→ WHAT THE EXERCISE ASKS
Retype all of the entries word for word.

═════ MATERIAL FOR THE TASK

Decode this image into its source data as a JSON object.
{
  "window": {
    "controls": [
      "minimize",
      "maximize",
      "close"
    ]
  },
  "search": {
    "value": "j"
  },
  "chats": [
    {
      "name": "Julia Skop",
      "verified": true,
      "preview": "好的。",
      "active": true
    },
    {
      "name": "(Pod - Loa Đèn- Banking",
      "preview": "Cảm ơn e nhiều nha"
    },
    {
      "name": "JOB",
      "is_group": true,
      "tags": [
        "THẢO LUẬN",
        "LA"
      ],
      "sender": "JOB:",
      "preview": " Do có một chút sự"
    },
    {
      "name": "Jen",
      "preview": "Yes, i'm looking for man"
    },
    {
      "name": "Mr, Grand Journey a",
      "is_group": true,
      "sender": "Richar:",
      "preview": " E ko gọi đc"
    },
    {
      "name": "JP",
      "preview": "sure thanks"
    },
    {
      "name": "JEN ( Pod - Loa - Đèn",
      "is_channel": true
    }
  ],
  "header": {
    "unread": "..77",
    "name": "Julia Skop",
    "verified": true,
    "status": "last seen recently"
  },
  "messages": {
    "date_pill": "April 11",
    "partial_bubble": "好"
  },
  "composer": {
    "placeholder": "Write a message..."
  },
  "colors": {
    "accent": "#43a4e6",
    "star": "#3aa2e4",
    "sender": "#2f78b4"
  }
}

══════════

→ COMPLETED TASK
Decode this image into its source data as a JSON object.
{
  "window": {
    "controls": [
      "minimize",
      "maximize",
      "close"
    ]
  },
  "search": {
    "value": "j"
  },
  "chats": [
    {
      "name": "Julia Skop",
      "verified": true,
      "preview": "好的。",
      "active": true
    },
    {
      "name": "(Pod - Loa Đèn- Banking",
      "preview": "Cảm ơn e nhiều nha"
    },
    {
      "name": "JOB",
      "is_group": true,
      "tags": [
        "THẢO LUẬN",
        "LA"
      ],
      "sender": "JOB:",
      "preview": " Do có một chút sự"
    },
    {
      "name": "Jen",
      "preview": "Yes, i'm looking for man"
    },
    {
      "name": "Mr, Grand Journey a",
      "is_group": true,
      "sender": "Richar:",
      "preview": " E ko gọi đc"
    },
    {
      "name": "JP",
      "preview": "sure thanks"
    },
    {
      "name": "JEN ( Pod - Loa - Đèn",
      "is_channel": true
    }
  ],
  "header": {
    "unread": "..77",
    "name": "Julia Skop",
    "verified": true,
    "status": "last seen recently"
  },
  "messages": {
    "date_pill": "April 11",
    "partial_bubble": "好"
  },
  "composer": {
    "placeholder": "Write a message..."
  },
  "colors": {
    "accent": "#43a4e6",
    "star": "#3aa2e4",
    "sender": "#2f78b4"
  }
}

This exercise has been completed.